[Saved entries]
===

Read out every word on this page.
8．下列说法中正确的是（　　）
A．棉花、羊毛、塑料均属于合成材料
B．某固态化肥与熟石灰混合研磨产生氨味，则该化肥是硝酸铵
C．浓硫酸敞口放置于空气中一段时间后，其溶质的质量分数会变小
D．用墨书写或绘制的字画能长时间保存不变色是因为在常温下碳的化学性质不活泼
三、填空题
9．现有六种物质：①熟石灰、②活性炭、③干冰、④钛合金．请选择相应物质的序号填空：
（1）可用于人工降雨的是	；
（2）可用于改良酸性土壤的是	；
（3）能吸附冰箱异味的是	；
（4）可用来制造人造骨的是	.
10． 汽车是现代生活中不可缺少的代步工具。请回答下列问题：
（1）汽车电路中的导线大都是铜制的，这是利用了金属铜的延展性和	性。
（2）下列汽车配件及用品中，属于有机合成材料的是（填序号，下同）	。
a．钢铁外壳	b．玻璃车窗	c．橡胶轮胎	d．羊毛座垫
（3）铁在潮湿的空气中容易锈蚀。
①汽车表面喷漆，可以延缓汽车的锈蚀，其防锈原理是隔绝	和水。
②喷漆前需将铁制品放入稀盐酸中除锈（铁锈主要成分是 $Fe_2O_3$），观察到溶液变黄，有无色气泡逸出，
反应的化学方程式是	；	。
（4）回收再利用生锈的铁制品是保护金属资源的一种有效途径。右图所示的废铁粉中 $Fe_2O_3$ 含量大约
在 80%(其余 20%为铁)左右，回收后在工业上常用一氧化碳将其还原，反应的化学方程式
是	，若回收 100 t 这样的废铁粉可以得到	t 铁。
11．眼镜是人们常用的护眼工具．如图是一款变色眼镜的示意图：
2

===

WORK INSTRUCTIONS :: Retype all of the entries precisely as they are.

WRITTEN REPLY ::
Read out every word on this page.
8．下列说法中正确的是（　　）
A．棉花、羊毛、塑料均属于合成材料
B．某固态化肥与熟石灰混合研磨产生氨味，则该化肥是硝酸铵
C．浓硫酸敞口放置于空气中一段时间后，其溶质的质量分数会变小
D．用墨书写或绘制的字画能长时间保存不变色是因为在常温下碳的化学性质不活泼
三、填空题
9．现有六种物质：①熟石灰、②活性炭、③干冰、④钛合金．请选择相应物质的序号填空：
（1）可用于人工降雨的是	；
（2）可用于改良酸性土壤的是	；
（3）能吸附冰箱异味的是	；
（4）可用来制造人造骨的是	.
10． 汽车是现代生活中不可缺少的代步工具。请回答下列问题：
（1）汽车电路中的导线大都是铜制的，这是利用了金属铜的延展性和	性。
（2）下列汽车配件及用品中，属于有机合成材料的是（填序号，下同）	。
a．钢铁外壳	b．玻璃车窗	c．橡胶轮胎	d．羊毛座垫
（3）铁在潮湿的空气中容易锈蚀。
①汽车表面喷漆，可以延缓汽车的锈蚀，其防锈原理是隔绝	和水。
②喷漆前需将铁制品放入稀盐酸中除锈（铁锈主要成分是 $Fe_2O_3$），观察到溶液变黄，有无色气泡逸出，
反应的化学方程式是	；	。
（4）回收再利用生锈的铁制品是保护金属资源的一种有效途径。右图所示的废铁粉中 $Fe_2O_3$ 含量大约
在 80%(其余 20%为铁)左右，回收后在工业上常用一氧化碳将其还原，反应的化学方程式
是	，若回收 100 t 这样的废铁粉可以得到	t 铁。
11．眼镜是人们常用的护眼工具．如图是一款变色眼镜的示意图：
2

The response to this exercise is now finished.